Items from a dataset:
Content starts

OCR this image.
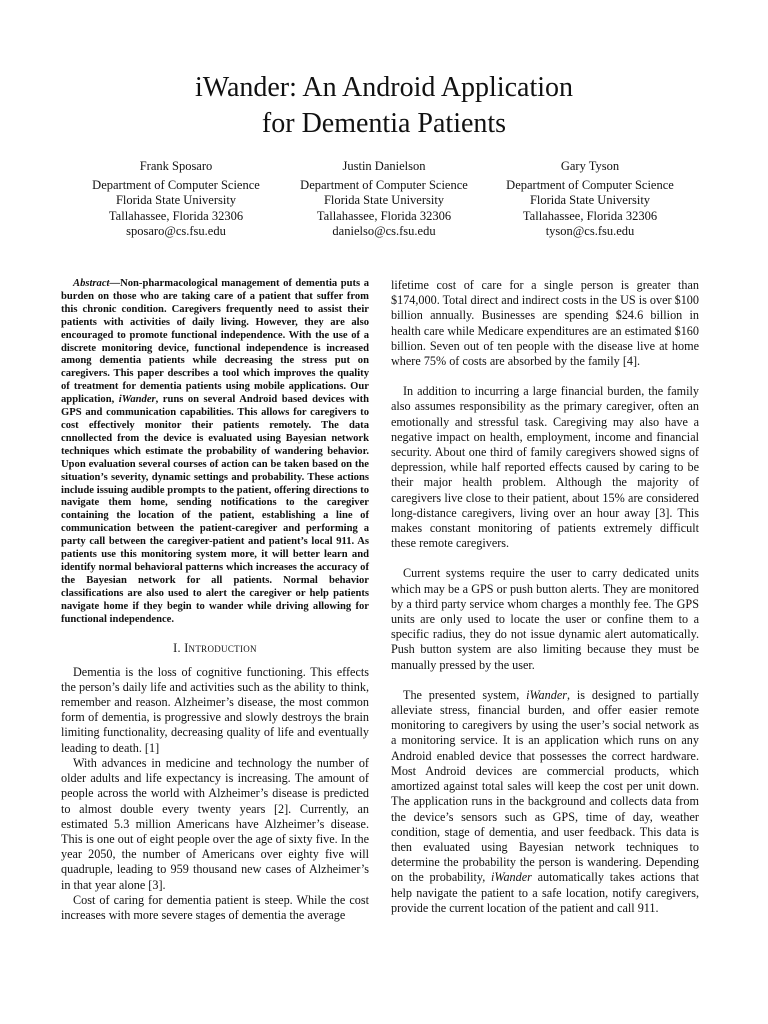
iWander: An Android Application
for Dementia Patients
Frank Sposaro
Department of Computer Science
Florida State University
Tallahassee, Florida 32306
sposaro@cs.fsu.edu
Justin Danielson
Department of Computer Science
Florida State University
Tallahassee, Florida 32306
danielso@cs.fsu.edu
Gary Tyson
Department of Computer Science
Florida State University
Tallahassee, Florida 32306
tyson@cs.fsu.edu

Abstract—Non-pharmacological management of dementia puts a burden on those who are taking care of a patient that suffer from this chronic condition. Caregivers frequently need to assist their patients with activities of daily living. However, they are also encouraged to promote functional independence. With the use of a discrete monitoring device, functional independence is increased among dementia patients while decreasing the stress put on caregivers. This paper describes a tool which improves the quality of treatment for dementia patients using mobile applications. Our application, iWander, runs on several Android based devices with GPS and communication capabilities. This allows for caregivers to cost effectively monitor their patients remotely. The data cnnollected from the device is evaluated using Bayesian network techniques which estimate the probability of wandering behavior. Upon evaluation several courses of action can be taken based on the situation’s severity, dynamic settings and probability. These actions include issuing audible prompts to the patient, offering directions to navigate them home, sending notifications to the caregiver containing the location of the patient, establishing a line of communication between the patient-caregiver and performing a party call between the caregiver-patient and patient’s local 911. As patients use this monitoring system more, it will better learn and identify normal behavioral patterns which increases the accuracy of the Bayesian network for all patients. Normal behavior classifications are also used to alert the caregiver or help patients navigate home if they begin to wander while driving allowing for functional independence.

I. Introduction

Dementia is the loss of cognitive functioning. This effects the person’s daily life and activities such as the ability to think, remember and reason. Alzheimer’s disease, the most common form of dementia, is progressive and slowly destroys the brain limiting functionality, decreasing quality of life and eventually leading to death. [1]

With advances in medicine and technology the number of older adults and life expectancy is increasing. The amount of people across the world with Alzheimer’s disease is predicted to almost double every twenty years [2]. Currently, an estimated 5.3 million Americans have Alzheimer’s disease. This is one out of eight people over the age of sixty five. In the year 2050, the number of Americans over eighty five will quadruple, leading to 959 thousand new cases of Alzheimer’s in that year alone [3].

Cost of caring for dementia patient is steep. While the cost increases with more severe stages of dementia the average

lifetime cost of care for a single person is greater than $174,000. Total direct and indirect costs in the US is over $100 billion annually. Businesses are spending $24.6 billion in health care while Medicare expenditures are an estimated $160 billion. Seven out of ten people with the disease live at home where 75% of costs are absorbed by the family [4].

In addition to incurring a large financial burden, the family also assumes responsibility as the primary caregiver, often an emotionally and stressful task. Caregiving may also have a negative impact on health, employment, income and financial security. About one third of family caregivers showed signs of depression, while half reported effects caused by caring to be their major health problem. Although the majority of caregivers live close to their patient, about 15% are considered long-distance caregivers, living over an hour away [3]. This makes constant monitoring of patients extremely difficult these remote caregivers.

Current systems require the user to carry dedicated units which may be a GPS or push button alerts. They are monitored by a third party service whom charges a monthly fee. The GPS units are only used to locate the user or confine them to a specific radius, they do not issue dynamic alert automatically. Push button system are also limiting because they must be manually pressed by the user.

The presented system, iWander, is designed to partially alleviate stress, financial burden, and offer easier remote monitoring to caregivers by using the user’s social network as a monitoring service. It is an application which runs on any Android enabled device that possesses the correct hardware. Most Android devices are commercial products, which amortized against total sales will keep the cost per unit down. The application runs in the background and collects data from the device’s sensors such as GPS, time of day, weather condition, stage of dementia, and user feedback. This data is then evaluated using Bayesian network techniques to determine the probability the person is wandering. Depending on the probability, iWander automatically takes actions that help navigate the patient to a safe location, notify caregivers, provide the current location of the patient and call 911.
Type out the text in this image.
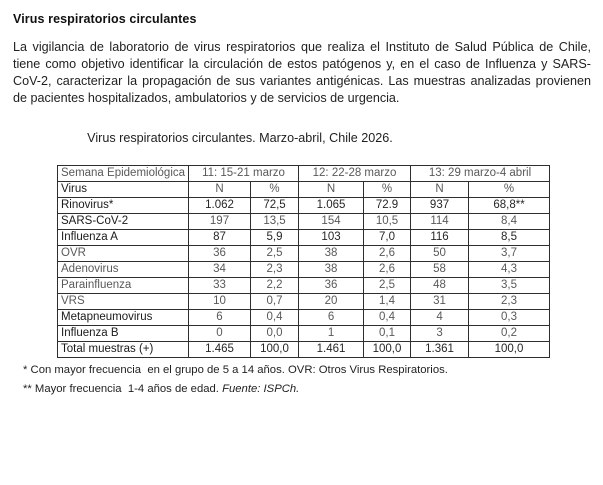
Virus respiratorios circulantes

La vigilancia de laboratorio de virus respiratorios que realiza el Instituto de Salud Pública de Chile, tiene como objetivo identificar la circulación de estos patógenos y, en el caso de Influenza y SARS-CoV-2, caracterizar la propagación de sus variantes antigénicas. Las muestras analizadas provienen de pacientes hospitalizados, ambulatorios y de servicios de urgencia.

Virus respiratorios circulantes. Marzo-abril, Chile 2026.
Semana Epidemiológica	11: 15-21 marzo		12: 22-28 marzo		13: 29 marzo-4 abril	
Virus	N	%	N	%	N	%
Rinovirus*	1.062	72,5	1.065	72.9	937	68,8**
SARS-CoV-2	197	13,5	154	10,5	114	8,4
Influenza A	87	5,9	103	7,0	116	8,5
OVR	36	2,5	38	2,6	50	3,7
Adenovirus	34	2,3	38	2,6	58	4,3
Parainfluenza	33	2,2	36	2,5	48	3,5
VRS	10	0,7	20	1,4	31	2,3
Metapneumovirus	6	0,4	6	0,4	4	0,3
Influenza B	0	0,0	1	0,1	3	0,2
Total muestras (+)	1.465	100,0	1.461	100,0	1.361	100,0
* Con mayor frecuencia  en el grupo de 5 a 14 años. OVR: Otros Virus Respiratorios.
** Mayor frecuencia  1-4 años de edad. Fuente: ISPCh.
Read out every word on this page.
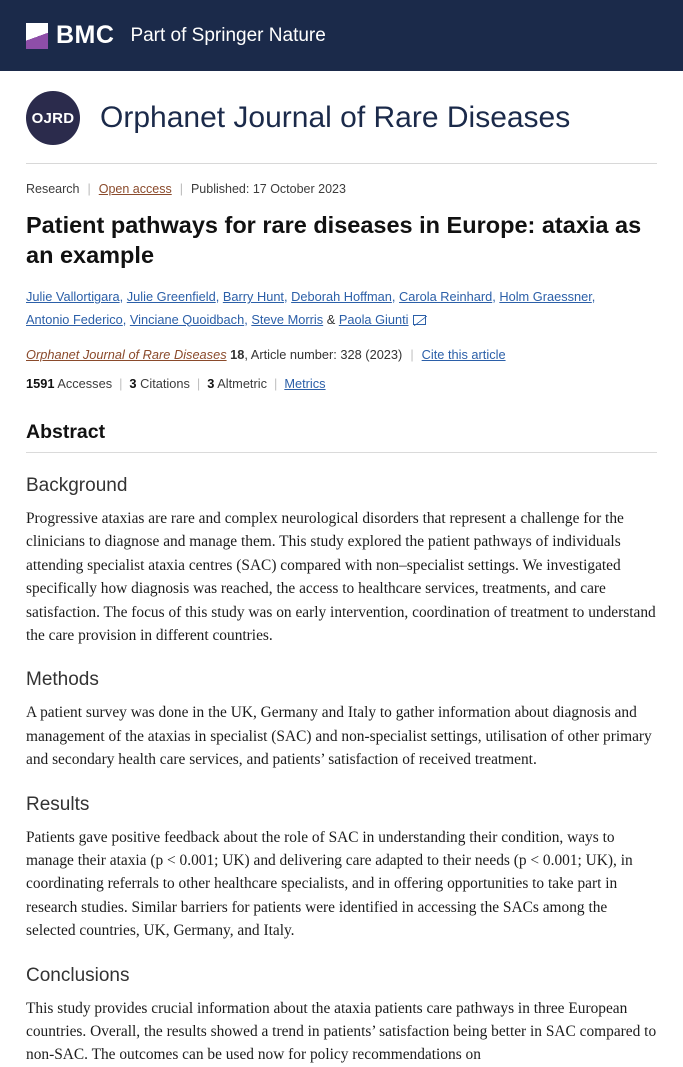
BMC Part of Springer Nature
OJRD Orphanet Journal of Rare Diseases
Research | Open access | Published: 17 October 2023
Patient pathways for rare diseases in Europe: ataxia as an example
Julie Vallortigara, Julie Greenfield, Barry Hunt, Deborah Hoffman, Carola Reinhard, Holm Graessner, Antonio Federico, Vinciane Quoidbach, Steve Morris & Paola Giunti
Orphanet Journal of Rare Diseases 18, Article number: 328 (2023) | Cite this article
1591 Accesses | 3 Citations | 3 Altmetric | Metrics
Abstract
Background

Progressive ataxias are rare and complex neurological disorders that represent a challenge for the clinicians to diagnose and manage them. This study explored the patient pathways of individuals attending specialist ataxia centres (SAC) compared with non–specialist settings. We investigated specifically how diagnosis was reached, the access to healthcare services, treatments, and care satisfaction. The focus of this study was on early intervention, coordination of treatment to understand the care provision in different countries.

Methods

A patient survey was done in the UK, Germany and Italy to gather information about diagnosis and management of the ataxias in specialist (SAC) and non-specialist settings, utilisation of other primary and secondary health care services, and patients’ satisfaction of received treatment.

Results

Patients gave positive feedback about the role of SAC in understanding their condition, ways to manage their ataxia (p < 0.001; UK) and delivering care adapted to their needs (p < 0.001; UK), in coordinating referrals to other healthcare specialists, and in offering opportunities to take part in research studies. Similar barriers for patients were identified in accessing the SACs among the selected countries, UK, Germany, and Italy.

Conclusions

This study provides crucial information about the ataxia patients care pathways in three European countries. Overall, the results showed a trend in patients’ satisfaction being better in SAC compared to non-SAC. The outcomes can be used now for policy recommendations on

Content ends

TO DO:
What is needed is an exact repeat of the records, with every picture left out.

THE COMPLETED TASK:
OCR this image.
iWander: An Android Application
for Dementia Patients
Frank Sposaro
Department of Computer Science
Florida State University
Tallahassee, Florida 32306
sposaro@cs.fsu.edu
Justin Danielson
Department of Computer Science
Florida State University
Tallahassee, Florida 32306
danielso@cs.fsu.edu
Gary Tyson
Department of Computer Science
Florida State University
Tallahassee, Florida 32306
tyson@cs.fsu.edu

Abstract—Non-pharmacological management of dementia puts a burden on those who are taking care of a patient that suffer from this chronic condition. Caregivers frequently need to assist their patients with activities of daily living. However, they are also encouraged to promote functional independence. With the use of a discrete monitoring device, functional independence is increased among dementia patients while decreasing the stress put on caregivers. This paper describes a tool which improves the quality of treatment for dementia patients using mobile applications. Our application, iWander, runs on several Android based devices with GPS and communication capabilities. This allows for caregivers to cost effectively monitor their patients remotely. The data cnnollected from the device is evaluated using Bayesian network techniques which estimate the probability of wandering behavior. Upon evaluation several courses of action can be taken based on the situation’s severity, dynamic settings and probability. These actions include issuing audible prompts to the patient, offering directions to navigate them home, sending notifications to the caregiver containing the location of the patient, establishing a line of communication between the patient-caregiver and performing a party call between the caregiver-patient and patient’s local 911. As patients use this monitoring system more, it will better learn and identify normal behavioral patterns which increases the accuracy of the Bayesian network for all patients. Normal behavior classifications are also used to alert the caregiver or help patients navigate home if they begin to wander while driving allowing for functional independence.

I. Introduction

Dementia is the loss of cognitive functioning. This effects the person’s daily life and activities such as the ability to think, remember and reason. Alzheimer’s disease, the most common form of dementia, is progressive and slowly destroys the brain limiting functionality, decreasing quality of life and eventually leading to death. [1]

With advances in medicine and technology the number of older adults and life expectancy is increasing. The amount of people across the world with Alzheimer’s disease is predicted to almost double every twenty years [2]. Currently, an estimated 5.3 million Americans have Alzheimer’s disease. This is one out of eight people over the age of sixty five. In the year 2050, the number of Americans over eighty five will quadruple, leading to 959 thousand new cases of Alzheimer’s in that year alone [3].

Cost of caring for dementia patient is steep. While the cost increases with more severe stages of dementia the average

lifetime cost of care for a single person is greater than $174,000. Total direct and indirect costs in the US is over $100 billion annually. Businesses are spending $24.6 billion in health care while Medicare expenditures are an estimated $160 billion. Seven out of ten people with the disease live at home where 75% of costs are absorbed by the family [4].

In addition to incurring a large financial burden, the family also assumes responsibility as the primary caregiver, often an emotionally and stressful task. Caregiving may also have a negative impact on health, employment, income and financial security. About one third of family caregivers showed signs of depression, while half reported effects caused by caring to be their major health problem. Although the majority of caregivers live close to their patient, about 15% are considered long-distance caregivers, living over an hour away [3]. This makes constant monitoring of patients extremely difficult these remote caregivers.

Current systems require the user to carry dedicated units which may be a GPS or push button alerts. They are monitored by a third party service whom charges a monthly fee. The GPS units are only used to locate the user or confine them to a specific radius, they do not issue dynamic alert automatically. Push button system are also limiting because they must be manually pressed by the user.

The presented system, iWander, is designed to partially alleviate stress, financial burden, and offer easier remote monitoring to caregivers by using the user’s social network as a monitoring service. It is an application which runs on any Android enabled device that possesses the correct hardware. Most Android devices are commercial products, which amortized against total sales will keep the cost per unit down. The application runs in the background and collects data from the device’s sensors such as GPS, time of day, weather condition, stage of dementia, and user feedback. This data is then evaluated using Bayesian network techniques to determine the probability the person is wandering. Depending on the probability, iWander automatically takes actions that help navigate the patient to a safe location, notify caregivers, provide the current location of the patient and call 911.
Type out the text in this image.
Virus respiratorios circulantes

La vigilancia de laboratorio de virus respiratorios que realiza el Instituto de Salud Pública de Chile, tiene como objetivo identificar la circulación de estos patógenos y, en el caso de Influenza y SARS-CoV-2, caracterizar la propagación de sus variantes antigénicas. Las muestras analizadas provienen de pacientes hospitalizados, ambulatorios y de servicios de urgencia.

Virus respiratorios circulantes. Marzo-abril, Chile 2026.
Semana Epidemiológica	11: 15-21 marzo		12: 22-28 marzo		13: 29 marzo-4 abril	
Virus	N	%	N	%	N	%
Rinovirus*	1.062	72,5	1.065	72.9	937	68,8**
SARS-CoV-2	197	13,5	154	10,5	114	8,4
Influenza A	87	5,9	103	7,0	116	8,5
OVR	36	2,5	38	2,6	50	3,7
Adenovirus	34	2,3	38	2,6	58	4,3
Parainfluenza	33	2,2	36	2,5	48	3,5
VRS	10	0,7	20	1,4	31	2,3
Metapneumovirus	6	0,4	6	0,4	4	0,3
Influenza B	0	0,0	1	0,1	3	0,2
Total muestras (+)	1.465	100,0	1.461	100,0	1.361	100,0
* Con mayor frecuencia  en el grupo de 5 a 14 años. OVR: Otros Virus Respiratorios.
** Mayor frecuencia  1-4 años de edad. Fuente: ISPCh.
Read out every word on this page.
BMC Part of Springer Nature
OJRD Orphanet Journal of Rare Diseases
Research | Open access | Published: 17 October 2023
Patient pathways for rare diseases in Europe: ataxia as an example
Julie Vallortigara, Julie Greenfield, Barry Hunt, Deborah Hoffman, Carola Reinhard, Holm Graessner, Antonio Federico, Vinciane Quoidbach, Steve Morris & Paola Giunti
Orphanet Journal of Rare Diseases 18, Article number: 328 (2023) | Cite this article
1591 Accesses | 3 Citations | 3 Altmetric | Metrics
Abstract
Background

Progressive ataxias are rare and complex neurological disorders that represent a challenge for the clinicians to diagnose and manage them. This study explored the patient pathways of individuals attending specialist ataxia centres (SAC) compared with non–specialist settings. We investigated specifically how diagnosis was reached, the access to healthcare services, treatments, and care satisfaction. The focus of this study was on early intervention, coordination of treatment to understand the care provision in different countries.

Methods

A patient survey was done in the UK, Germany and Italy to gather information about diagnosis and management of the ataxias in specialist (SAC) and non-specialist settings, utilisation of other primary and secondary health care services, and patients’ satisfaction of received treatment.

Results

Patients gave positive feedback about the role of SAC in understanding their condition, ways to manage their ataxia (p < 0.001; UK) and delivering care adapted to their needs (p < 0.001; UK), in coordinating referrals to other healthcare specialists, and in offering opportunities to take part in research studies. Similar barriers for patients were identified in accessing the SACs among the selected countries, UK, Germany, and Italy.

Conclusions

This study provides crucial information about the ataxia patients care pathways in three European countries. Overall, the results showed a trend in patients’ satisfaction being better in SAC compared to non-SAC. The outcomes can be used now for policy recommendations on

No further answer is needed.